• **The data**:
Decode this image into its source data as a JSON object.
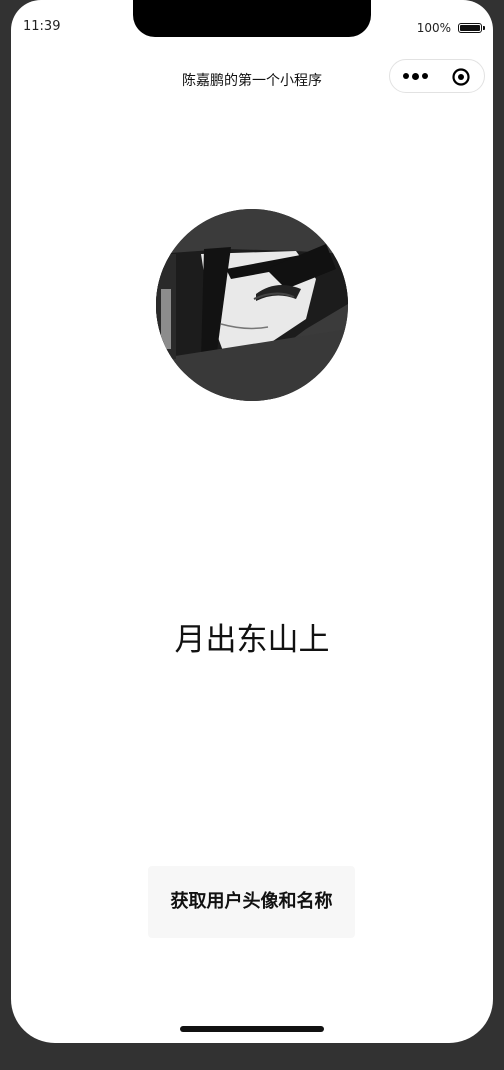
{
  "status_bar": {
    "time": "11:39",
    "battery": "100%"
  },
  "nav": {
    "title": "陈嘉鹏的第一个小程序",
    "more_icon": "more-dots-icon",
    "close_icon": "target-close-icon"
  },
  "profile": {
    "avatar_icon": "user-avatar-image",
    "nickname": "月出东山上"
  },
  "actions": {
    "get_profile_label": "获取用户头像和名称"
  },
  "colors": {
    "background": "#323232",
    "screen": "#ffffff",
    "button_bg": "#f7f7f7",
    "text": "#111111"
  }
}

• **Written request**:
Repeat everything in the records precisely. Images are excluded from the copy.

• **Answer for this exercise**:
Decode this image into its source data as a JSON object.
{
  "status_bar": {
    "time": "11:39",
    "battery": "100%"
  },
  "nav": {
    "title": "陈嘉鹏的第一个小程序",
    "more_icon": "more-dots-icon",
    "close_icon": "target-close-icon"
  },
  "profile": {
    "avatar_icon": "user-avatar-image",
    "nickname": "月出东山上"
  },
  "actions": {
    "get_profile_label": "获取用户头像和名称"
  },
  "colors": {
    "background": "#323232",
    "screen": "#ffffff",
    "button_bg": "#f7f7f7",
    "text": "#111111"
  }
}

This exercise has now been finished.